### BRIEF:
Write out each line of the listing as it stands, without the images.
--- TASK DATA ---
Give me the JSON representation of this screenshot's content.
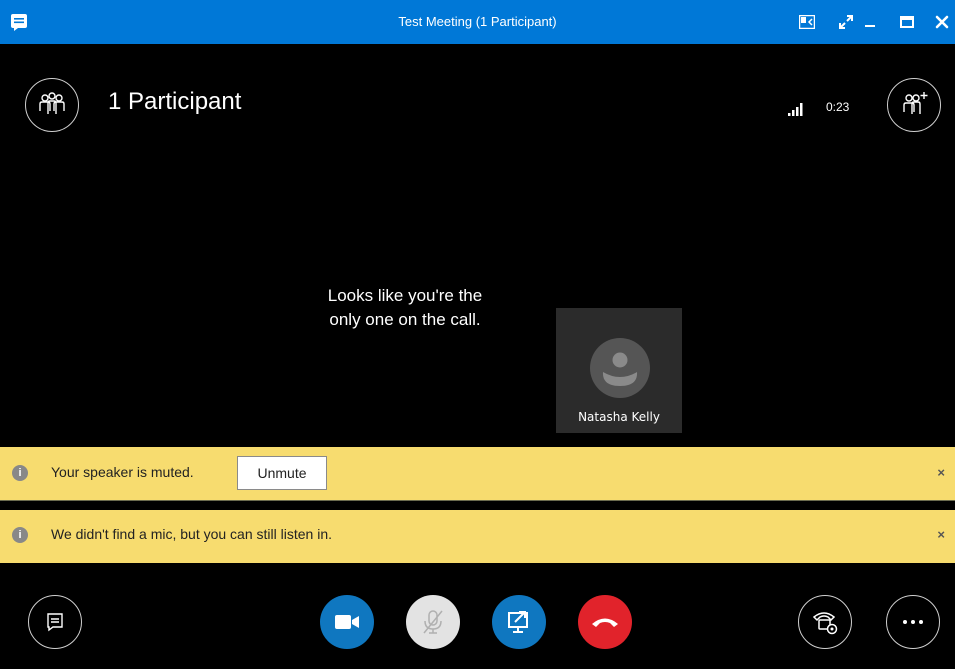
{
  "window": {
    "title": "Test Meeting (1 Participant)"
  },
  "header": {
    "participants_label": "1 Participant",
    "call_timer": "0:23"
  },
  "stage": {
    "alone_message_line1": "Looks like you're the",
    "alone_message_line2": "only one on the call.",
    "tile_name": "Natasha Kelly"
  },
  "banners": [
    {
      "message": "Your speaker is muted.",
      "action_label": "Unmute",
      "close": "×"
    },
    {
      "message": "We didn't find a mic, but you can still listen in.",
      "close": "×"
    }
  ],
  "icons": {
    "app": "chat-icon",
    "compact": "compact-view-icon",
    "fullscreen": "fullscreen-icon",
    "minimize": "minimize-icon",
    "maximize": "maximize-icon",
    "close": "close-icon",
    "participants": "participants-icon",
    "add_participant": "add-participant-icon",
    "signal": "signal-icon",
    "chat": "chat-icon",
    "video": "video-camera-icon",
    "mic": "mic-muted-icon",
    "share": "share-screen-icon",
    "hangup": "hang-up-icon",
    "call_controls": "call-controls-icon",
    "more": "more-options-icon"
  },
  "colors": {
    "title_bar": "#0078d7",
    "banner": "#f7dc6f",
    "accent_blue": "#0f77c0",
    "hangup_red": "#e1232b",
    "mic_disabled": "#e3e3e3"
  }
}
---
### EXERCISE RESULT:
Give me the JSON representation of this screenshot's content.
{
  "window": {
    "title": "Test Meeting (1 Participant)"
  },
  "header": {
    "participants_label": "1 Participant",
    "call_timer": "0:23"
  },
  "stage": {
    "alone_message_line1": "Looks like you're the",
    "alone_message_line2": "only one on the call.",
    "tile_name": "Natasha Kelly"
  },
  "banners": [
    {
      "message": "Your speaker is muted.",
      "action_label": "Unmute",
      "close": "×"
    },
    {
      "message": "We didn't find a mic, but you can still listen in.",
      "close": "×"
    }
  ],
  "icons": {
    "app": "chat-icon",
    "compact": "compact-view-icon",
    "fullscreen": "fullscreen-icon",
    "minimize": "minimize-icon",
    "maximize": "maximize-icon",
    "close": "close-icon",
    "participants": "participants-icon",
    "add_participant": "add-participant-icon",
    "signal": "signal-icon",
    "chat": "chat-icon",
    "video": "video-camera-icon",
    "mic": "mic-muted-icon",
    "share": "share-screen-icon",
    "hangup": "hang-up-icon",
    "call_controls": "call-controls-icon",
    "more": "more-options-icon"
  },
  "colors": {
    "title_bar": "#0078d7",
    "banner": "#f7dc6f",
    "accent_blue": "#0f77c0",
    "hangup_red": "#e1232b",
    "mic_disabled": "#e3e3e3"
  }
}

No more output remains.